**WHAT YOU HAVE TO DO:**
Copy all lines that contain the word "thick".
----- DATA PROVIDED
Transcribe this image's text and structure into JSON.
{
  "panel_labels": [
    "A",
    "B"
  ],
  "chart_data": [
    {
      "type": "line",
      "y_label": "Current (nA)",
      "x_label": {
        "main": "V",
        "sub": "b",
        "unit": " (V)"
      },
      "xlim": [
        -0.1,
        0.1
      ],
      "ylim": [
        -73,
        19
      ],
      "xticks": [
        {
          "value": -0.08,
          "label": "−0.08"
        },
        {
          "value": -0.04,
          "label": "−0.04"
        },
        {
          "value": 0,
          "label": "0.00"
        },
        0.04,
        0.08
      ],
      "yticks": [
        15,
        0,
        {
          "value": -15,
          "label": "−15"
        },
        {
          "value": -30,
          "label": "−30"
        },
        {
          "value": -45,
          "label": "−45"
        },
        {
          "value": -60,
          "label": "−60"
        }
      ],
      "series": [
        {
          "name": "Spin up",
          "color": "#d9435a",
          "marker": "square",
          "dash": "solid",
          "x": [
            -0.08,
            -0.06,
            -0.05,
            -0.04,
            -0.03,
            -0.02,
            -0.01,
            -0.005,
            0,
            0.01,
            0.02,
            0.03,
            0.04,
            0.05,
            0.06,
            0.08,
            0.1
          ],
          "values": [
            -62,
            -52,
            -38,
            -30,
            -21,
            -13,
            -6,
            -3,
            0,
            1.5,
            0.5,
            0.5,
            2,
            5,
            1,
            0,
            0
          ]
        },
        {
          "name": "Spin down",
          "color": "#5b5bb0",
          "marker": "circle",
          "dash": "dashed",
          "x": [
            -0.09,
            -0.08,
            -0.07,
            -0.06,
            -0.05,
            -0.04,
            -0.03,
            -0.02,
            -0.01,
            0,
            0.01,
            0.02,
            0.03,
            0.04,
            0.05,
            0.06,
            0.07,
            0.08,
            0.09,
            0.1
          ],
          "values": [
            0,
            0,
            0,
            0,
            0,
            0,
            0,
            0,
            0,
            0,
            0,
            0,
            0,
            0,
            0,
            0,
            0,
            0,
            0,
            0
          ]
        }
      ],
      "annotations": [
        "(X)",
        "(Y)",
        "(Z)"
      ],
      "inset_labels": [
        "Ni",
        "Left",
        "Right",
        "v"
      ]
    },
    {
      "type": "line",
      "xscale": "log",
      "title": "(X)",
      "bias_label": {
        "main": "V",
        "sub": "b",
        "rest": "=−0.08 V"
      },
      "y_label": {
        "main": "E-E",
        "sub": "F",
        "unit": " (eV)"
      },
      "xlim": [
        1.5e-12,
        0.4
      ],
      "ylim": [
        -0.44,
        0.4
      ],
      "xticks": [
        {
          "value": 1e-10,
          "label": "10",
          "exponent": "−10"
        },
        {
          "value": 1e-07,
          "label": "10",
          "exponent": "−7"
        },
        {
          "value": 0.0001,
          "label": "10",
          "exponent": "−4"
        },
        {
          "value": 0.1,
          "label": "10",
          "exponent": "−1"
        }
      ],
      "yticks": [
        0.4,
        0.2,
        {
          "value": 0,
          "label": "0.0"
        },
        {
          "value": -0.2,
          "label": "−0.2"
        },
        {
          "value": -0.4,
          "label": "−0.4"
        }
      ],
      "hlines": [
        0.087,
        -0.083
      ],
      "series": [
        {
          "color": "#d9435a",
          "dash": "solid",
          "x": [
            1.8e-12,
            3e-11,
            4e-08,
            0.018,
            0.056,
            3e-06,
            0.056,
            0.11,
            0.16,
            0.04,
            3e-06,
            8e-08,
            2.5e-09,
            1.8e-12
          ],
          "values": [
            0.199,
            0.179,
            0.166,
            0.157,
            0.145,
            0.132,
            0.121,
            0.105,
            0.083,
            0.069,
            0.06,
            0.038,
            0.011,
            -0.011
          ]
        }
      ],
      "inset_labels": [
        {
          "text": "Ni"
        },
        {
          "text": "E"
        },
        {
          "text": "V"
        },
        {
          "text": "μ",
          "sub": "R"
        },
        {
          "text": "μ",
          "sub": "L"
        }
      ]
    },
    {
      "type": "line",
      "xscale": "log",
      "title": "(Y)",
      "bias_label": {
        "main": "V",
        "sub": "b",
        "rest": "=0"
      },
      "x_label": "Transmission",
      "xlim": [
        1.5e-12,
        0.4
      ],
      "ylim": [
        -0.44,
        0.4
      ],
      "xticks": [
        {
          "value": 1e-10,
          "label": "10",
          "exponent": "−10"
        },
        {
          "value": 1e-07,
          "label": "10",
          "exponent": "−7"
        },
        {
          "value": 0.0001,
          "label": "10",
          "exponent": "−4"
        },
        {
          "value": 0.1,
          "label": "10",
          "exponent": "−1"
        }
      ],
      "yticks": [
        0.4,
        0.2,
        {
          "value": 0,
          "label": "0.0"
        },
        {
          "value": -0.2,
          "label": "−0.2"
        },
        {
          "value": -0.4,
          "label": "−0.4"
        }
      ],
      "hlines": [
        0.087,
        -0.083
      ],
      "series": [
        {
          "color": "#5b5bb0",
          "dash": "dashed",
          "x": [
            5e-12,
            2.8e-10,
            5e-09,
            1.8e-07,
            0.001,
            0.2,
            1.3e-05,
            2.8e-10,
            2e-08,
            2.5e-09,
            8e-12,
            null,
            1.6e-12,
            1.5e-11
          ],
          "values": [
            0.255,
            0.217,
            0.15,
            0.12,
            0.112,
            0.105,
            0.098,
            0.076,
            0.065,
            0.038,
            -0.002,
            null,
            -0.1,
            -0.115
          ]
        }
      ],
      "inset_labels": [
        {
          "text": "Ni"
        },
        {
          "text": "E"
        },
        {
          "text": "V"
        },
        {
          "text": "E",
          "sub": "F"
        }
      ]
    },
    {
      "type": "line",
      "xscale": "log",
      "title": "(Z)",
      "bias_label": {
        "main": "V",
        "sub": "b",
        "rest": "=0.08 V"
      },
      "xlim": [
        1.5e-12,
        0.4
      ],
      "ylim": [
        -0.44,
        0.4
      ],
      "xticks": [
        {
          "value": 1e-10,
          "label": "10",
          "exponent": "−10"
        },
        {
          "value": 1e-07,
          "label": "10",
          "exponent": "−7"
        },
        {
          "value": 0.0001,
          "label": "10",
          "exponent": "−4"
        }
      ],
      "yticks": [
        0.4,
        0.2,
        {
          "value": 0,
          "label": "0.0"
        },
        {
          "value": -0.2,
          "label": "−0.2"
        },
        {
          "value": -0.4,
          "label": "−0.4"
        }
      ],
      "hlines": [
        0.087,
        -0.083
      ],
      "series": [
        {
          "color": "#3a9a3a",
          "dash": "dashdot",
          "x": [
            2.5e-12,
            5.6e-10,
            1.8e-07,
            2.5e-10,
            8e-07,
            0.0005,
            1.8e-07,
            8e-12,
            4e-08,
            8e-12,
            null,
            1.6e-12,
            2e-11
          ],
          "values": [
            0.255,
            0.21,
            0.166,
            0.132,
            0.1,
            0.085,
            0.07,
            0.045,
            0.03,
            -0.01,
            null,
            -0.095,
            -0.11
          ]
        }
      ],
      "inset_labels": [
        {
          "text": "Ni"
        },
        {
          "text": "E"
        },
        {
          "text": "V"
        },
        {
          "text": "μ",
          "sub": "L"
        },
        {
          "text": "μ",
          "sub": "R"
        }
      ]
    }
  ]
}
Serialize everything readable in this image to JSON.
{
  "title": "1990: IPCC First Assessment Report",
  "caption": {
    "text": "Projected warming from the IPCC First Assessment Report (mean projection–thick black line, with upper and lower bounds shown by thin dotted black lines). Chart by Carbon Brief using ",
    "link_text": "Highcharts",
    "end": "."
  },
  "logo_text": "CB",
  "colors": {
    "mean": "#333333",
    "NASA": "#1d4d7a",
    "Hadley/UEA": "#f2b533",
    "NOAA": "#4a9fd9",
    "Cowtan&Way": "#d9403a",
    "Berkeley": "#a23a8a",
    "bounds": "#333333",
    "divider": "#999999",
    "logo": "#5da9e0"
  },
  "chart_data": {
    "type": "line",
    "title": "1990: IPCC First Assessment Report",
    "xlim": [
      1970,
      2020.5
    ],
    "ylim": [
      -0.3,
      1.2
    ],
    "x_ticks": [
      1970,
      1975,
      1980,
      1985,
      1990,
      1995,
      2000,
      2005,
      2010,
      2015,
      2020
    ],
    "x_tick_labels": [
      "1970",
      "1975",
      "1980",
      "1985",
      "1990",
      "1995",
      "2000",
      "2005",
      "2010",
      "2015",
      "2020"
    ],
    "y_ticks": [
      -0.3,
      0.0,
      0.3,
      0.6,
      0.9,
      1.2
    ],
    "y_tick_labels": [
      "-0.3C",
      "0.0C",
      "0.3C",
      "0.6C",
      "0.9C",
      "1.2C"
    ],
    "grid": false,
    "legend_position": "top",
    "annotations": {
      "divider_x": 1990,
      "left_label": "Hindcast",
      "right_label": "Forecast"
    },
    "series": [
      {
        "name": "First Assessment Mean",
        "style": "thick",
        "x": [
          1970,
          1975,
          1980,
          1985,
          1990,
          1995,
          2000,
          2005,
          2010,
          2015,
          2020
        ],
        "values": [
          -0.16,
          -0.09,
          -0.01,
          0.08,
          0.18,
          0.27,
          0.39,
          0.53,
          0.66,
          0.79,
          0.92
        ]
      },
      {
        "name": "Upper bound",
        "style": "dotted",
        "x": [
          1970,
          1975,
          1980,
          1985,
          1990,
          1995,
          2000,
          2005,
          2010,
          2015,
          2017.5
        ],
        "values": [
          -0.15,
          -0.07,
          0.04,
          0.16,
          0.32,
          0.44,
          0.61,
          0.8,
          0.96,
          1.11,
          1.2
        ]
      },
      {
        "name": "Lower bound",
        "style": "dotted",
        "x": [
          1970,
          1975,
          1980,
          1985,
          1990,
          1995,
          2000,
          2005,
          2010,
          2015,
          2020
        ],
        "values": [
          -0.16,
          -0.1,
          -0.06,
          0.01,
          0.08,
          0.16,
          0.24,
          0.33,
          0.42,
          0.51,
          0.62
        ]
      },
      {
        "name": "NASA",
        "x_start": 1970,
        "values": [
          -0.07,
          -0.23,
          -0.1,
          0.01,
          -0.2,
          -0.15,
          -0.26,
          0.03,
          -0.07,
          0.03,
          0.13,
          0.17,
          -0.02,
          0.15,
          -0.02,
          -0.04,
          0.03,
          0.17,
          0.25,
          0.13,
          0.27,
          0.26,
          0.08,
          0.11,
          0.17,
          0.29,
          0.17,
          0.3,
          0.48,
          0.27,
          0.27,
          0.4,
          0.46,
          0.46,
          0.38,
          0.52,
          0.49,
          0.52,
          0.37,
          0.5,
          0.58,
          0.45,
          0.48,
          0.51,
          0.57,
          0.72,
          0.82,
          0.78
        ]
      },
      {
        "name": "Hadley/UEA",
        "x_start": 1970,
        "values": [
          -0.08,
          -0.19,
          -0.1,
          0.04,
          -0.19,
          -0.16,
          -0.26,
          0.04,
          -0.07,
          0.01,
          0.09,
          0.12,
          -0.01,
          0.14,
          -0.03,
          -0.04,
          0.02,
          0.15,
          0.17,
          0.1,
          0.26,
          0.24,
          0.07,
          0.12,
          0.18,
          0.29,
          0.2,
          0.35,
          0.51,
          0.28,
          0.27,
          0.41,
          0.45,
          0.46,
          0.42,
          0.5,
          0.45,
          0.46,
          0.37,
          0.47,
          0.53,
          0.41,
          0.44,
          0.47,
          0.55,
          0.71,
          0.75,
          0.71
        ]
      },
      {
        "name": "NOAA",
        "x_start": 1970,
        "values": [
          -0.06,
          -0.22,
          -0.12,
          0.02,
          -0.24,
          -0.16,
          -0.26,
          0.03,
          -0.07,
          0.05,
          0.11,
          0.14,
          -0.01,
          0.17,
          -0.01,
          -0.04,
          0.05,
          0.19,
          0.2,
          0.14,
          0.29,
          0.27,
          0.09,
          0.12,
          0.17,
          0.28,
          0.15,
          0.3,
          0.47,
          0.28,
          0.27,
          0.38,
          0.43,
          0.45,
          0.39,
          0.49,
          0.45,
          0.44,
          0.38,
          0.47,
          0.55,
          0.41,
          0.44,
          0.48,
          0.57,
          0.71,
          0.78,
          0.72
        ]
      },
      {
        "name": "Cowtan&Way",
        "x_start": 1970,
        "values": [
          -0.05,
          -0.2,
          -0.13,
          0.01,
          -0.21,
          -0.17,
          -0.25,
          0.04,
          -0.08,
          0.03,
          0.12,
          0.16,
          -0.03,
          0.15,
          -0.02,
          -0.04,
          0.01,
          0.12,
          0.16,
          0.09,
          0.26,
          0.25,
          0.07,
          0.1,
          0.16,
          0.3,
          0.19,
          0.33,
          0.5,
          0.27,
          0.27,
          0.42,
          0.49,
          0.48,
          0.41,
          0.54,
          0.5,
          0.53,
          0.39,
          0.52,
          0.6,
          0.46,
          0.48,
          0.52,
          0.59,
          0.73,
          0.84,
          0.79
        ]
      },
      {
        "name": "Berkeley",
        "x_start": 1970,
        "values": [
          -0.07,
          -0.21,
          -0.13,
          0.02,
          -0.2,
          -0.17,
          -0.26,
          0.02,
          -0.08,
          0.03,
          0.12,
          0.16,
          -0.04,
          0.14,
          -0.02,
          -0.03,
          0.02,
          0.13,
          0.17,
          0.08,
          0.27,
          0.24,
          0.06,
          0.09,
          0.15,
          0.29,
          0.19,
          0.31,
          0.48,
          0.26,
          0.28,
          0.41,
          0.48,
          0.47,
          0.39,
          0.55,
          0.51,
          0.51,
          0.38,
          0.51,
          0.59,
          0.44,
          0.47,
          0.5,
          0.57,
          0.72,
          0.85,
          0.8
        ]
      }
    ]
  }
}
----------
**EXPECTED ANSWER:**
    "text": "Projected warming from the IPCC First Assessment Report (mean projection–thick black line, with upper and lower bounds shown by thin dotted black lines). Chart by Carbon Brief using ",
        "style": "thick",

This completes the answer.